▸ **Job**: Set each record down exactly, excluding all images.

------------

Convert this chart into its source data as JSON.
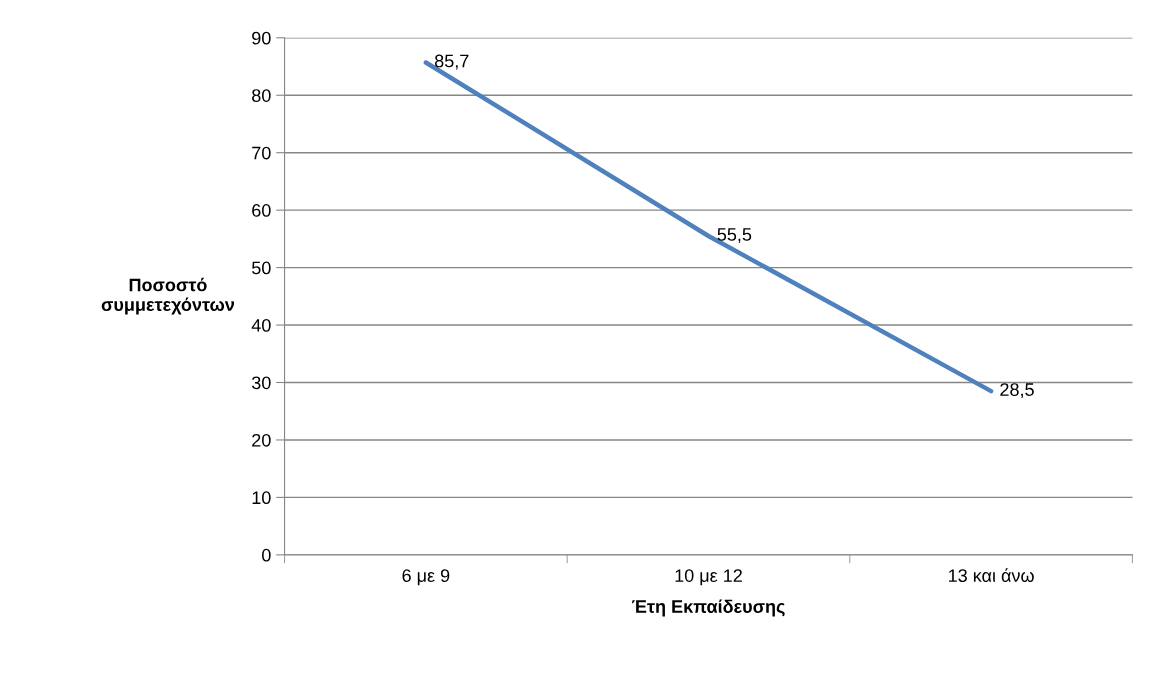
{
  "chart_data": {
    "type": "line",
    "xlabel": "Έτη Εκπαίδευσης",
    "ylabel": "Ποσοστό\nσυμμετεχόντων",
    "categories": [
      "6 με 9",
      "10 με 12",
      "13 και άνω"
    ],
    "series": [
      {
        "color": "#4f81bd",
        "values": [
          85.7,
          55.5,
          28.5
        ],
        "value_labels": [
          "85,7",
          "55,5",
          "28,5"
        ]
      }
    ],
    "ylim": [
      0,
      90
    ],
    "yticks": [
      0,
      10,
      20,
      30,
      40,
      50,
      60,
      70,
      80,
      90
    ],
    "grid": "y",
    "legend": false,
    "marker": "none",
    "line_style": "solid"
  }
}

------------

▸ **Task result**:
Convert this chart into its source data as JSON.
{
  "chart_data": {
    "type": "line",
    "xlabel": "Έτη Εκπαίδευσης",
    "ylabel": "Ποσοστό\nσυμμετεχόντων",
    "categories": [
      "6 με 9",
      "10 με 12",
      "13 και άνω"
    ],
    "series": [
      {
        "color": "#4f81bd",
        "values": [
          85.7,
          55.5,
          28.5
        ],
        "value_labels": [
          "85,7",
          "55,5",
          "28,5"
        ]
      }
    ],
    "ylim": [
      0,
      90
    ],
    "yticks": [
      0,
      10,
      20,
      30,
      40,
      50,
      60,
      70,
      80,
      90
    ],
    "grid": "y",
    "legend": false,
    "marker": "none",
    "line_style": "solid"
  }
}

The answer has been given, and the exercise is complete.